■ **RECORD EXCERPTS**
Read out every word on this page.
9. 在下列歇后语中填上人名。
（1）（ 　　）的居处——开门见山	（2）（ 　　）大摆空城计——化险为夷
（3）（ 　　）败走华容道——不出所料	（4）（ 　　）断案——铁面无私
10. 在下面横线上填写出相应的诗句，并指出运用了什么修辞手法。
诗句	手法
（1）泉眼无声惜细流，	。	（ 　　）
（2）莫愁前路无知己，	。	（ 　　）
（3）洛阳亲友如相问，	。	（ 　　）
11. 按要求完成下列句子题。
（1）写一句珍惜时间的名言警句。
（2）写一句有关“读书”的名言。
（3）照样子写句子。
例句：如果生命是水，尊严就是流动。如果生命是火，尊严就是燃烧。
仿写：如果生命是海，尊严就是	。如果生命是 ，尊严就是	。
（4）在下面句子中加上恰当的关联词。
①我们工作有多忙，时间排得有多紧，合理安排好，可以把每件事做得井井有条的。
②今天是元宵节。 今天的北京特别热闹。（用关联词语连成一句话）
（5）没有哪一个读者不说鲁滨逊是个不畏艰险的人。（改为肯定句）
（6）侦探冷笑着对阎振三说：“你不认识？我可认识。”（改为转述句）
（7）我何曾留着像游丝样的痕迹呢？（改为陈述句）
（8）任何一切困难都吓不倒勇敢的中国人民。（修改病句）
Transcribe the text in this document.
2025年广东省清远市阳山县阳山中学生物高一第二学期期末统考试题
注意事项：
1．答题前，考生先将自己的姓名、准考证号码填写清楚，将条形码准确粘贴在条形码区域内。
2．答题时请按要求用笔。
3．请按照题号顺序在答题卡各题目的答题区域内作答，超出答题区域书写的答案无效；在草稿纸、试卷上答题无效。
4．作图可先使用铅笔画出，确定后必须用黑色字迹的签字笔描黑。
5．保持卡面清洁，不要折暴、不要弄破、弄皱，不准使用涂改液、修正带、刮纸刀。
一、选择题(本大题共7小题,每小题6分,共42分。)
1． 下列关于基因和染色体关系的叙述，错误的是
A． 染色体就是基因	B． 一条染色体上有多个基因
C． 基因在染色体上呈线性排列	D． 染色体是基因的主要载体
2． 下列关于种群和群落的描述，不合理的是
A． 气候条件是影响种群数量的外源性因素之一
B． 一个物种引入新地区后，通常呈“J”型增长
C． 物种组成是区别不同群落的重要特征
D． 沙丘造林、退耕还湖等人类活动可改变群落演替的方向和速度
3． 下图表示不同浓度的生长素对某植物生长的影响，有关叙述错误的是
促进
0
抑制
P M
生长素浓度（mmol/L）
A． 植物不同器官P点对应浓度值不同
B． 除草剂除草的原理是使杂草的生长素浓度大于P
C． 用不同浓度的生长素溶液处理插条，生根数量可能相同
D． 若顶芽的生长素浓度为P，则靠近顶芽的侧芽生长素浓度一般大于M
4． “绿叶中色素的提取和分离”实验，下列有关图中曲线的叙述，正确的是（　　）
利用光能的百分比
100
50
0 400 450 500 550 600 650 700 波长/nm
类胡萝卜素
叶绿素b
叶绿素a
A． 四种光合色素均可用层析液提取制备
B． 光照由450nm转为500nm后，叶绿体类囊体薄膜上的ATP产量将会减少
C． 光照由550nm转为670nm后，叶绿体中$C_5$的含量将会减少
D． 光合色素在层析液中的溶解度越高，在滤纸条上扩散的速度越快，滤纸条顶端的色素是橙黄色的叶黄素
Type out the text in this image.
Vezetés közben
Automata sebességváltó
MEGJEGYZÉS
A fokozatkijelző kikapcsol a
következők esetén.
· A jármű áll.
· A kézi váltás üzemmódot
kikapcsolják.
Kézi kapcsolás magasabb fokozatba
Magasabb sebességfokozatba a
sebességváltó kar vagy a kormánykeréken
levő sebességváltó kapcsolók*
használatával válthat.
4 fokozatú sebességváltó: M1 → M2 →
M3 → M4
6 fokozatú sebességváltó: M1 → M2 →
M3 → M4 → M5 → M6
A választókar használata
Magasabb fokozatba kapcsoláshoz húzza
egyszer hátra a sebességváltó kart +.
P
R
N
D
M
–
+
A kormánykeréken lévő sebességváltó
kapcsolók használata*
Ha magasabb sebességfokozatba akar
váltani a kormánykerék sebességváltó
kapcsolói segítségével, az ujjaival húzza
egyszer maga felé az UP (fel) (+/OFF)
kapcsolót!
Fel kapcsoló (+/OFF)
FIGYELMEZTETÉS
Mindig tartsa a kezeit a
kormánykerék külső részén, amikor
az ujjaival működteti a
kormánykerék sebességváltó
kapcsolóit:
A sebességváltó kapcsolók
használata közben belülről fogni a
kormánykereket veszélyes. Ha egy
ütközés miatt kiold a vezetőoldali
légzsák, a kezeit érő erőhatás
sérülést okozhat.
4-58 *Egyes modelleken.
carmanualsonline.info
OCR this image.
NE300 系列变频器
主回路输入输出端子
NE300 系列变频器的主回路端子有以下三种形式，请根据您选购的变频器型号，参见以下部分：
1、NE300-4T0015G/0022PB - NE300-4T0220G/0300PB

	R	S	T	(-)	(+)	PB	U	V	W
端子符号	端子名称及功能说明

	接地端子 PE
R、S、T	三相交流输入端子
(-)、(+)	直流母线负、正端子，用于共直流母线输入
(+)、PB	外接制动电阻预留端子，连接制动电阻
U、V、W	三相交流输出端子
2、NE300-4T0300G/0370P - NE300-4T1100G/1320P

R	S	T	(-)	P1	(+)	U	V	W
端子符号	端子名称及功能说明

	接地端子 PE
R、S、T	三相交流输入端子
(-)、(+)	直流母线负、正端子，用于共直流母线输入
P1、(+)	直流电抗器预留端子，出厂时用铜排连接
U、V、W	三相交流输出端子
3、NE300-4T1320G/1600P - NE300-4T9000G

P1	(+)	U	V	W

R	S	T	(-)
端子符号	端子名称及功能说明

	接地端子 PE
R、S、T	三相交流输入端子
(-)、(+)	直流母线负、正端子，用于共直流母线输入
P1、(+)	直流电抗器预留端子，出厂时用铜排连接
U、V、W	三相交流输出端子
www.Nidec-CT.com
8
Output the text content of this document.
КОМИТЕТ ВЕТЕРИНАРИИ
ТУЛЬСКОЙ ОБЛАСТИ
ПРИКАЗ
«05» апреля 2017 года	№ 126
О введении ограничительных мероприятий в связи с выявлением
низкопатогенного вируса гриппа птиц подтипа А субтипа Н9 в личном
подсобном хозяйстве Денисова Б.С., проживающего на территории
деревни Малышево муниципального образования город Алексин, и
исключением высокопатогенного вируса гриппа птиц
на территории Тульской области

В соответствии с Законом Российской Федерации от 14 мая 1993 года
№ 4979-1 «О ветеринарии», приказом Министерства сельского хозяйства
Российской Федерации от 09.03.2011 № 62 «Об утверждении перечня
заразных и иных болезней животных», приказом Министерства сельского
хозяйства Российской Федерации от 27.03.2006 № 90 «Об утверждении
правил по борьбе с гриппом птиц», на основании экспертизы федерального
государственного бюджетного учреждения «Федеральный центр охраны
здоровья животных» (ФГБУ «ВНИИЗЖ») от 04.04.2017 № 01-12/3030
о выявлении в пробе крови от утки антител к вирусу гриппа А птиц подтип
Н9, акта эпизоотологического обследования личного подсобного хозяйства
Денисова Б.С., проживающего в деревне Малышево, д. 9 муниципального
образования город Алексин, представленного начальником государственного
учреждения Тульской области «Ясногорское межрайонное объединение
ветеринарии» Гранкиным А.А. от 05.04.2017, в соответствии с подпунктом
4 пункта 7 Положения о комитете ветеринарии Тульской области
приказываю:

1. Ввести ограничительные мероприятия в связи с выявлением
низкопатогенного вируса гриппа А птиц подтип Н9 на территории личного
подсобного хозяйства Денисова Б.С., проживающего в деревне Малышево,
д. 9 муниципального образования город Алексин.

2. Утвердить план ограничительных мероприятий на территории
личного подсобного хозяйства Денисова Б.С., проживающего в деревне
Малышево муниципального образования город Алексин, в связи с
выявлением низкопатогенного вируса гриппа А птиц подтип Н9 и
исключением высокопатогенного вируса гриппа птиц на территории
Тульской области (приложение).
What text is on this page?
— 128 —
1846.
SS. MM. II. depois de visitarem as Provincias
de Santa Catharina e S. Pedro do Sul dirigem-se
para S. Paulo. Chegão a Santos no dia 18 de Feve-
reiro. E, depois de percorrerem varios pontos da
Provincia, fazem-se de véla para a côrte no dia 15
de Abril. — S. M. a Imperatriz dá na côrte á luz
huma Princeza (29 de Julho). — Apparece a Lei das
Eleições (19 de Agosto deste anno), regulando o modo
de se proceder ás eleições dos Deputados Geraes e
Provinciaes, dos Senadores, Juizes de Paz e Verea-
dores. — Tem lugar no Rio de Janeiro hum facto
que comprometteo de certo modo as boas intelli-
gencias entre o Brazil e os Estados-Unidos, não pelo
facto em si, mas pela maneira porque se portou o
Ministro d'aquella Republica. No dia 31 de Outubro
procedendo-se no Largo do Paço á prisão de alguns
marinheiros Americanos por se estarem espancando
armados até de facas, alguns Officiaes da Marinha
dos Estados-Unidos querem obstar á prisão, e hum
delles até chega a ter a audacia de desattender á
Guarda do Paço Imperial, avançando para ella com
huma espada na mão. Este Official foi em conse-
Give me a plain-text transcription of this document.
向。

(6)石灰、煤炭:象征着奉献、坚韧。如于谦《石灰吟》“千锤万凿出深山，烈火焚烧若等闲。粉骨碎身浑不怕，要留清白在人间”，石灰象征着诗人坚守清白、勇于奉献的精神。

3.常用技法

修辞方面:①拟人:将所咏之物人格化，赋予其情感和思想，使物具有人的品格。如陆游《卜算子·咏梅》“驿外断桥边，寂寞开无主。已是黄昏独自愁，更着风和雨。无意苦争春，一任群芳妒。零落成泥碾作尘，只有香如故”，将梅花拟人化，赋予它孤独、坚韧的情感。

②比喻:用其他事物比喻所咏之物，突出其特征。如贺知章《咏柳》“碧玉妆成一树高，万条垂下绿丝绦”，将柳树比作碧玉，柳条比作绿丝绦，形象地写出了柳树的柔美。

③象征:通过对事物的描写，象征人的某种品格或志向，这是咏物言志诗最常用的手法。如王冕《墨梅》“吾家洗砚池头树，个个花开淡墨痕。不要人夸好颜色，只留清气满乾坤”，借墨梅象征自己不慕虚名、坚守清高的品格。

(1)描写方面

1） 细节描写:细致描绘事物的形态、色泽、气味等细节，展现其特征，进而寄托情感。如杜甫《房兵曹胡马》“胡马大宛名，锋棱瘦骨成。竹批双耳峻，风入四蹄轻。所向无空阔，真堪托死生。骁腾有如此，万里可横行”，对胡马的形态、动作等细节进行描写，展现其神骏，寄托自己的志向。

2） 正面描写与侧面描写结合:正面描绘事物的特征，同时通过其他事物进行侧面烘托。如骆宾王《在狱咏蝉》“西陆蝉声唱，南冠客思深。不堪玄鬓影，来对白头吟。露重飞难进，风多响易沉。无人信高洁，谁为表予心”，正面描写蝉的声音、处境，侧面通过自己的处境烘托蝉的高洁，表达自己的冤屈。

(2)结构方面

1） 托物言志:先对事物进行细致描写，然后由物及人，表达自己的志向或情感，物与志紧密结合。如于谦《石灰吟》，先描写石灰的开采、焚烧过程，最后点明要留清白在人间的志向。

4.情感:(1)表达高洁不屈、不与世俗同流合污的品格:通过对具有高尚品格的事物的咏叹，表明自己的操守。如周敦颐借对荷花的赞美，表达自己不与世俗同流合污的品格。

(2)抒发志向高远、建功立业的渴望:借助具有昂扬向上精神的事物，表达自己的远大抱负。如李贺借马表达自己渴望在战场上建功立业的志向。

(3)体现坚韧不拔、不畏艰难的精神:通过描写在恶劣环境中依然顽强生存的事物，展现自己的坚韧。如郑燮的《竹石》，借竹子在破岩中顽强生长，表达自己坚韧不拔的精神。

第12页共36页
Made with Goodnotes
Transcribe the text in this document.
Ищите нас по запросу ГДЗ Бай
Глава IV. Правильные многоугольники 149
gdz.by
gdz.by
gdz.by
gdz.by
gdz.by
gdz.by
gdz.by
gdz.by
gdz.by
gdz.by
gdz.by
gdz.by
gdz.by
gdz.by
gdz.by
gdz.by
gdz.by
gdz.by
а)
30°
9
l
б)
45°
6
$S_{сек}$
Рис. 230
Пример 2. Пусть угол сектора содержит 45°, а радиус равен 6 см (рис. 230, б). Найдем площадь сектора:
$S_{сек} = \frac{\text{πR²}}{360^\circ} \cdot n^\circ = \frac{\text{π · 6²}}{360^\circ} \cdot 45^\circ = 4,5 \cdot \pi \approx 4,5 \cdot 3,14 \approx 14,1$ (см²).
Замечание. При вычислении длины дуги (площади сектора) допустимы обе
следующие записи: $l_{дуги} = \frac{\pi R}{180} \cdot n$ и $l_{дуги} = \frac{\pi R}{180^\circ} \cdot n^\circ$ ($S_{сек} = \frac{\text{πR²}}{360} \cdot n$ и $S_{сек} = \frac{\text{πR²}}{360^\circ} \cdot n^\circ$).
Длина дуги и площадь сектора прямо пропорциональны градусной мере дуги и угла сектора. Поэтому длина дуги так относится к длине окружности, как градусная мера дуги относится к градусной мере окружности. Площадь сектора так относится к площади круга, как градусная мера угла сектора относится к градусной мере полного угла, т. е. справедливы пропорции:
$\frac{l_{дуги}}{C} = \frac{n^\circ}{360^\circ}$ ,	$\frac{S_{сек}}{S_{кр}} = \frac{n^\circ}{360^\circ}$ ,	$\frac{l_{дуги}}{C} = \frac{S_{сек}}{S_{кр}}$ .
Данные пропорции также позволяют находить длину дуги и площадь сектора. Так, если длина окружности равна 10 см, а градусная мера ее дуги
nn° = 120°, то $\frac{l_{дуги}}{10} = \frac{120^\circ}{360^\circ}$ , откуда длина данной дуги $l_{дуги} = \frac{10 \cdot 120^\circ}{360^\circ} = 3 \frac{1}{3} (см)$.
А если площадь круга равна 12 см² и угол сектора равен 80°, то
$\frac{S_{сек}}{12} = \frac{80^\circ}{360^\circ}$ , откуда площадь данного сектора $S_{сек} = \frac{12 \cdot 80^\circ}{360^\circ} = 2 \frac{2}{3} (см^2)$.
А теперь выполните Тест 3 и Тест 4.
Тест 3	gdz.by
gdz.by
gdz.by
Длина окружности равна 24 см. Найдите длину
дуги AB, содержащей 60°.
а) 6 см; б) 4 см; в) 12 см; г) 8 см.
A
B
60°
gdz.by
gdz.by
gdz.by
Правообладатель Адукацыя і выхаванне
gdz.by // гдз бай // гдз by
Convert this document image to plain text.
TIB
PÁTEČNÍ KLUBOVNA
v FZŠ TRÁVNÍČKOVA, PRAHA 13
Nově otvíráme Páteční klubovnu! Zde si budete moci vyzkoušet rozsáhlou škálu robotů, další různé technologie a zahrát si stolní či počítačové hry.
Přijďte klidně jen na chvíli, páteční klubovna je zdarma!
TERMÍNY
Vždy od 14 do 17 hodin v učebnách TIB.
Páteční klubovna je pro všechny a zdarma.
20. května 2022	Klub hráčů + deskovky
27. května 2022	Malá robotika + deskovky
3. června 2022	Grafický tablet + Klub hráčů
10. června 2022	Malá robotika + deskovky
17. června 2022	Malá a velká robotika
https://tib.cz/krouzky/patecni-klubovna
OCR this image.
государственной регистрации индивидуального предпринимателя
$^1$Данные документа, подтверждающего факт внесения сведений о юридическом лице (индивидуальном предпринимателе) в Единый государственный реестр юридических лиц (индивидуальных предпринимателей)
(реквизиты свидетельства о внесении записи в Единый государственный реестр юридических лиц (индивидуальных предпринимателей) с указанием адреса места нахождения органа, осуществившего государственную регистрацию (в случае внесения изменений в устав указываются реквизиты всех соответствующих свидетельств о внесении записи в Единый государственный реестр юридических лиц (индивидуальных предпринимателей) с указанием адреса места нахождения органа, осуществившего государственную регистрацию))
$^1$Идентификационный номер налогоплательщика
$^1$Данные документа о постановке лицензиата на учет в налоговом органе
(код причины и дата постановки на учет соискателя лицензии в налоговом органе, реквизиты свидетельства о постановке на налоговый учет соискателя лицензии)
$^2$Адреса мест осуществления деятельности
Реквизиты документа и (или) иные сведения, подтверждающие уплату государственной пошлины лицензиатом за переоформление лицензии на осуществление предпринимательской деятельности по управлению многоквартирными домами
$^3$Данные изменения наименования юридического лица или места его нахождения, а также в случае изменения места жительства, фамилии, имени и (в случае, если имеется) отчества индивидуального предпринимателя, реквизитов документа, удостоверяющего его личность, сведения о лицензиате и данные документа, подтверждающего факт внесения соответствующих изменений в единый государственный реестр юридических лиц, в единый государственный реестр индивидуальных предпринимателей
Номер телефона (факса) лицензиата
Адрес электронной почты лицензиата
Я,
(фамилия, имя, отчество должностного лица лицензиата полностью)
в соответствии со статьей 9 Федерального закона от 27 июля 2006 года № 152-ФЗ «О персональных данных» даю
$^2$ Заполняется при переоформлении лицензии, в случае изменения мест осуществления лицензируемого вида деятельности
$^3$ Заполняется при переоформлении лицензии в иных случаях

■ **GOAL**
Reproduce each line of the material containing the word "окружности".

■ **RESULT OF THIS EXERCISE**
Длина дуги и площадь сектора прямо пропорциональны градусной мере дуги и угла сектора. Поэтому длина дуги так относится к длине окружности, как градусная мера дуги относится к градусной мере окружности. Площадь сектора так относится к площади круга, как градусная мера угла сектора относится к градусной мере полного угла, т. е. справедливы пропорции:
Данные пропорции также позволяют находить длину дуги и площадь сектора. Так, если длина окружности равна 10 см, а градусная мера ее дуги
Длина окружности равна 24 см. Найдите длину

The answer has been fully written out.